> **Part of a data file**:
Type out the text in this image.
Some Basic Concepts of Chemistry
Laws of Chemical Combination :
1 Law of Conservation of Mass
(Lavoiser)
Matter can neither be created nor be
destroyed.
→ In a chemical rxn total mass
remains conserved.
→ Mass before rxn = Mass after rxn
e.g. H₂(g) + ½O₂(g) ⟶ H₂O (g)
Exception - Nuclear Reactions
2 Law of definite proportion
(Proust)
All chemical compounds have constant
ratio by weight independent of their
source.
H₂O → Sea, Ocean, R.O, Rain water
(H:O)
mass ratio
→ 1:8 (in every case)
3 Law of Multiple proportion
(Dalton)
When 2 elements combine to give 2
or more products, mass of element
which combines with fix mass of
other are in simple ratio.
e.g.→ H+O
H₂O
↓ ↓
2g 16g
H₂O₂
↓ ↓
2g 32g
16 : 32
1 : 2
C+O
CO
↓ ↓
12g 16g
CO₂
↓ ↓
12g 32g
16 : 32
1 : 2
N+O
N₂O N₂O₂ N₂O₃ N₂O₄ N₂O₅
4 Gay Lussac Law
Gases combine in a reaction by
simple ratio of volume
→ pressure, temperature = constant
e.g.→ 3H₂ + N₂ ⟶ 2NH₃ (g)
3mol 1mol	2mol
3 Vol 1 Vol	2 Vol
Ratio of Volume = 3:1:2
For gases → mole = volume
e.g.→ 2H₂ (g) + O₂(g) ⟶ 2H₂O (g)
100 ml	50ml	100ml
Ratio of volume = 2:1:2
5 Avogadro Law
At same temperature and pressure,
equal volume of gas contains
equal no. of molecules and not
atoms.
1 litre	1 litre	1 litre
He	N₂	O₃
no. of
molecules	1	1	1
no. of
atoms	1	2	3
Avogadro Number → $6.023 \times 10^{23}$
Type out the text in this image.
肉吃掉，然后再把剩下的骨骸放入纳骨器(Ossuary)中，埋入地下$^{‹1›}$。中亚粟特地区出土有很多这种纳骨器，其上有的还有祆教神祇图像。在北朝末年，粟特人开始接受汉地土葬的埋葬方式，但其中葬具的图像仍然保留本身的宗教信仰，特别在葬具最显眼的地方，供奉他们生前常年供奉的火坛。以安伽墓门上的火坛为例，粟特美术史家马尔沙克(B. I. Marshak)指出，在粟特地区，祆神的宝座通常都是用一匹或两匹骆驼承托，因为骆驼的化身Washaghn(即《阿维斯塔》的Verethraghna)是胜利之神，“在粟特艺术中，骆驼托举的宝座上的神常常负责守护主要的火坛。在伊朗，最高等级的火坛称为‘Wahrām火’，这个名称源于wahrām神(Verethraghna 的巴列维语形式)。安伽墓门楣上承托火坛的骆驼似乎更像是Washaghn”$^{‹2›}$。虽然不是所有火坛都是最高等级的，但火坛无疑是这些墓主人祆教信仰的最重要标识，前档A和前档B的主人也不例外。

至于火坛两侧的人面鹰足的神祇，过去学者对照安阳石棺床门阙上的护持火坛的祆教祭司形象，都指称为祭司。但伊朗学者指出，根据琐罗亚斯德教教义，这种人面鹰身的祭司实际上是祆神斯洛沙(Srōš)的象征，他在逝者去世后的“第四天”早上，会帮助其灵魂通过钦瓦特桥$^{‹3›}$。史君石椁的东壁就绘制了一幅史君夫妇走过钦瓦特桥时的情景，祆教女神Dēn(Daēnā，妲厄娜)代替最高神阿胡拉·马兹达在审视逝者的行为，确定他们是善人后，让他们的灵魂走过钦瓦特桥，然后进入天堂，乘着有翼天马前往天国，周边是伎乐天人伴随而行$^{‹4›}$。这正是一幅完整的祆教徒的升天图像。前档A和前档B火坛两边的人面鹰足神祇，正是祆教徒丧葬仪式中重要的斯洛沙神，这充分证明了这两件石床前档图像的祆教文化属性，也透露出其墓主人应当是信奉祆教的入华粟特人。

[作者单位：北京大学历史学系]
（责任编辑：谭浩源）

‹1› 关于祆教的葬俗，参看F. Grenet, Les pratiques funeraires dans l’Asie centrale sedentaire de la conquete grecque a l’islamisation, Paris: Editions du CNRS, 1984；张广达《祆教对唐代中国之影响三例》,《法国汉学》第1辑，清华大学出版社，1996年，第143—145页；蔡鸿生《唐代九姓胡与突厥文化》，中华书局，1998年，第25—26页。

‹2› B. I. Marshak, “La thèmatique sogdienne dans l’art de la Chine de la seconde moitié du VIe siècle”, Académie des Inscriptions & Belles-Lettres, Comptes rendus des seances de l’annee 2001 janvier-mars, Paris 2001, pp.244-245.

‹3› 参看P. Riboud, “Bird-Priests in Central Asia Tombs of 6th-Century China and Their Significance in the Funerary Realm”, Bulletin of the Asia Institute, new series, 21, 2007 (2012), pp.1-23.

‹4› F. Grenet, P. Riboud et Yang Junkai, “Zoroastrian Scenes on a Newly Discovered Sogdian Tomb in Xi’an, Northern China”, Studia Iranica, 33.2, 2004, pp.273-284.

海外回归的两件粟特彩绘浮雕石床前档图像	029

> **WHAT IS ASKED**:
Give the listing again, word for word.

> **WRITTEN SOLUTION**:
Type out the text in this image.
Some Basic Concepts of Chemistry
Laws of Chemical Combination :
1 Law of Conservation of Mass
(Lavoiser)
Matter can neither be created nor be
destroyed.
→ In a chemical rxn total mass
remains conserved.
→ Mass before rxn = Mass after rxn
e.g. H₂(g) + ½O₂(g) ⟶ H₂O (g)
Exception - Nuclear Reactions
2 Law of definite proportion
(Proust)
All chemical compounds have constant
ratio by weight independent of their
source.
H₂O → Sea, Ocean, R.O, Rain water
(H:O)
mass ratio
→ 1:8 (in every case)
3 Law of Multiple proportion
(Dalton)
When 2 elements combine to give 2
or more products, mass of element
which combines with fix mass of
other are in simple ratio.
e.g.→ H+O
H₂O
↓ ↓
2g 16g
H₂O₂
↓ ↓
2g 32g
16 : 32
1 : 2
C+O
CO
↓ ↓
12g 16g
CO₂
↓ ↓
12g 32g
16 : 32
1 : 2
N+O
N₂O N₂O₂ N₂O₃ N₂O₄ N₂O₅
4 Gay Lussac Law
Gases combine in a reaction by
simple ratio of volume
→ pressure, temperature = constant
e.g.→ 3H₂ + N₂ ⟶ 2NH₃ (g)
3mol 1mol	2mol
3 Vol 1 Vol	2 Vol
Ratio of Volume = 3:1:2
For gases → mole = volume
e.g.→ 2H₂ (g) + O₂(g) ⟶ 2H₂O (g)
100 ml	50ml	100ml
Ratio of volume = 2:1:2
5 Avogadro Law
At same temperature and pressure,
equal volume of gas contains
equal no. of molecules and not
atoms.
1 litre	1 litre	1 litre
He	N₂	O₃
no. of
molecules	1	1	1
no. of
atoms	1	2	3
Avogadro Number → $6.023 \times 10^{23}$
Type out the text in this image.
肉吃掉，然后再把剩下的骨骸放入纳骨器(Ossuary)中，埋入地下$^{‹1›}$。中亚粟特地区出土有很多这种纳骨器，其上有的还有祆教神祇图像。在北朝末年，粟特人开始接受汉地土葬的埋葬方式，但其中葬具的图像仍然保留本身的宗教信仰，特别在葬具最显眼的地方，供奉他们生前常年供奉的火坛。以安伽墓门上的火坛为例，粟特美术史家马尔沙克(B. I. Marshak)指出，在粟特地区，祆神的宝座通常都是用一匹或两匹骆驼承托，因为骆驼的化身Washaghn(即《阿维斯塔》的Verethraghna)是胜利之神，“在粟特艺术中，骆驼托举的宝座上的神常常负责守护主要的火坛。在伊朗，最高等级的火坛称为‘Wahrām火’，这个名称源于wahrām神(Verethraghna 的巴列维语形式)。安伽墓门楣上承托火坛的骆驼似乎更像是Washaghn”$^{‹2›}$。虽然不是所有火坛都是最高等级的，但火坛无疑是这些墓主人祆教信仰的最重要标识，前档A和前档B的主人也不例外。

至于火坛两侧的人面鹰足的神祇，过去学者对照安阳石棺床门阙上的护持火坛的祆教祭司形象，都指称为祭司。但伊朗学者指出，根据琐罗亚斯德教教义，这种人面鹰身的祭司实际上是祆神斯洛沙(Srōš)的象征，他在逝者去世后的“第四天”早上，会帮助其灵魂通过钦瓦特桥$^{‹3›}$。史君石椁的东壁就绘制了一幅史君夫妇走过钦瓦特桥时的情景，祆教女神Dēn(Daēnā，妲厄娜)代替最高神阿胡拉·马兹达在审视逝者的行为，确定他们是善人后，让他们的灵魂走过钦瓦特桥，然后进入天堂，乘着有翼天马前往天国，周边是伎乐天人伴随而行$^{‹4›}$。这正是一幅完整的祆教徒的升天图像。前档A和前档B火坛两边的人面鹰足神祇，正是祆教徒丧葬仪式中重要的斯洛沙神，这充分证明了这两件石床前档图像的祆教文化属性，也透露出其墓主人应当是信奉祆教的入华粟特人。

[作者单位：北京大学历史学系]
（责任编辑：谭浩源）

‹1› 关于祆教的葬俗，参看F. Grenet, Les pratiques funeraires dans l’Asie centrale sedentaire de la conquete grecque a l’islamisation, Paris: Editions du CNRS, 1984；张广达《祆教对唐代中国之影响三例》,《法国汉学》第1辑，清华大学出版社，1996年，第143—145页；蔡鸿生《唐代九姓胡与突厥文化》，中华书局，1998年，第25—26页。

‹2› B. I. Marshak, “La thèmatique sogdienne dans l’art de la Chine de la seconde moitié du VIe siècle”, Académie des Inscriptions & Belles-Lettres, Comptes rendus des seances de l’annee 2001 janvier-mars, Paris 2001, pp.244-245.

‹3› 参看P. Riboud, “Bird-Priests in Central Asia Tombs of 6th-Century China and Their Significance in the Funerary Realm”, Bulletin of the Asia Institute, new series, 21, 2007 (2012), pp.1-23.

‹4› F. Grenet, P. Riboud et Yang Junkai, “Zoroastrian Scenes on a Newly Discovered Sogdian Tomb in Xi’an, Northern China”, Studia Iranica, 33.2, 2004, pp.273-284.

海外回归的两件粟特彩绘浮雕石床前档图像	029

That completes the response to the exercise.